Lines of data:
START

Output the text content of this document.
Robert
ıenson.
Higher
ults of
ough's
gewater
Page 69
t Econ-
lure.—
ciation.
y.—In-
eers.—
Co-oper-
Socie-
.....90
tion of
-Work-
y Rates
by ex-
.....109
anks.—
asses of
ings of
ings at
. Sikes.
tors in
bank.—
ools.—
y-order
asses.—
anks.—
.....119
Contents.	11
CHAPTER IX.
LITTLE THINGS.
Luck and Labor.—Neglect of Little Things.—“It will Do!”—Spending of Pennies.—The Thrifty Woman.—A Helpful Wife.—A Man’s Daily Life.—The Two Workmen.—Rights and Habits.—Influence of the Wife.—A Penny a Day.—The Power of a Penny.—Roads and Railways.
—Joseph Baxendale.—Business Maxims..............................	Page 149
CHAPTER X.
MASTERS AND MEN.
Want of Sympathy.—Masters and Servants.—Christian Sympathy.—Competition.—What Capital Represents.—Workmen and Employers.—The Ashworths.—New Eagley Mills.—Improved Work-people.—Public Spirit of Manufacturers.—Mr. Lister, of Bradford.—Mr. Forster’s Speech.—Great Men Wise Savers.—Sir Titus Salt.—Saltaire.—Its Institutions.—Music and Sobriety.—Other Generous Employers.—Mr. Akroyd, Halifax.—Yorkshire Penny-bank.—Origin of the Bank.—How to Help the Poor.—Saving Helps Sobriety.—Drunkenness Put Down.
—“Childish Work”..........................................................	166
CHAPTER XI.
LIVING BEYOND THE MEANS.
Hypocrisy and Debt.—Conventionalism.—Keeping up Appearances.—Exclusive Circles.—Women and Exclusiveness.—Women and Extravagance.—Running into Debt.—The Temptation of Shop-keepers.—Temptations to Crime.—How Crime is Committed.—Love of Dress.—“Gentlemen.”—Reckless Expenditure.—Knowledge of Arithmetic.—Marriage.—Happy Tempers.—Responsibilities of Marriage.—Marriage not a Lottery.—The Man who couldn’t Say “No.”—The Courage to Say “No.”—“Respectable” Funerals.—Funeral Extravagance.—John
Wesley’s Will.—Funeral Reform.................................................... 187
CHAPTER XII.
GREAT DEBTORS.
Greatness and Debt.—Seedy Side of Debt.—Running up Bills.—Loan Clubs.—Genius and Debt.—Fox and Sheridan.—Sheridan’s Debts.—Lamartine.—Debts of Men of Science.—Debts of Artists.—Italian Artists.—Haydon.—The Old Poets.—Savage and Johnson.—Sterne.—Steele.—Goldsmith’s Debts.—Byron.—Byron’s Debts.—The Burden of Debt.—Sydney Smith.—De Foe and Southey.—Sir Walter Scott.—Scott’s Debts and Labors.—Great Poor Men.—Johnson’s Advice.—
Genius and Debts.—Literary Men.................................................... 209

END

* Given problem
Hand back the material above in full, exactly as written.

* Task solution
Output the text content of this document.
Robert
ıenson.
Higher
ults of
ough's
gewater
Page 69
t Econ-
lure.—
ciation.
y.—In-
eers.—
Co-oper-
Socie-
.....90
tion of
-Work-
y Rates
by ex-
.....109
anks.—
asses of
ings of
ings at
. Sikes.
tors in
bank.—
ools.—
y-order
asses.—
anks.—
.....119
Contents.	11
CHAPTER IX.
LITTLE THINGS.
Luck and Labor.—Neglect of Little Things.—“It will Do!”—Spending of Pennies.—The Thrifty Woman.—A Helpful Wife.—A Man’s Daily Life.—The Two Workmen.—Rights and Habits.—Influence of the Wife.—A Penny a Day.—The Power of a Penny.—Roads and Railways.
—Joseph Baxendale.—Business Maxims..............................	Page 149
CHAPTER X.
MASTERS AND MEN.
Want of Sympathy.—Masters and Servants.—Christian Sympathy.—Competition.—What Capital Represents.—Workmen and Employers.—The Ashworths.—New Eagley Mills.—Improved Work-people.—Public Spirit of Manufacturers.—Mr. Lister, of Bradford.—Mr. Forster’s Speech.—Great Men Wise Savers.—Sir Titus Salt.—Saltaire.—Its Institutions.—Music and Sobriety.—Other Generous Employers.—Mr. Akroyd, Halifax.—Yorkshire Penny-bank.—Origin of the Bank.—How to Help the Poor.—Saving Helps Sobriety.—Drunkenness Put Down.
—“Childish Work”..........................................................	166
CHAPTER XI.
LIVING BEYOND THE MEANS.
Hypocrisy and Debt.—Conventionalism.—Keeping up Appearances.—Exclusive Circles.—Women and Exclusiveness.—Women and Extravagance.—Running into Debt.—The Temptation of Shop-keepers.—Temptations to Crime.—How Crime is Committed.—Love of Dress.—“Gentlemen.”—Reckless Expenditure.—Knowledge of Arithmetic.—Marriage.—Happy Tempers.—Responsibilities of Marriage.—Marriage not a Lottery.—The Man who couldn’t Say “No.”—The Courage to Say “No.”—“Respectable” Funerals.—Funeral Extravagance.—John
Wesley’s Will.—Funeral Reform.................................................... 187
CHAPTER XII.
GREAT DEBTORS.
Greatness and Debt.—Seedy Side of Debt.—Running up Bills.—Loan Clubs.—Genius and Debt.—Fox and Sheridan.—Sheridan’s Debts.—Lamartine.—Debts of Men of Science.—Debts of Artists.—Italian Artists.—Haydon.—The Old Poets.—Savage and Johnson.—Sterne.—Steele.—Goldsmith’s Debts.—Byron.—Byron’s Debts.—The Burden of Debt.—Sydney Smith.—De Foe and Southey.—Sir Walter Scott.—Scott’s Debts and Labors.—Great Poor Men.—Johnson’s Advice.—
Genius and Debts.—Literary Men.................................................... 209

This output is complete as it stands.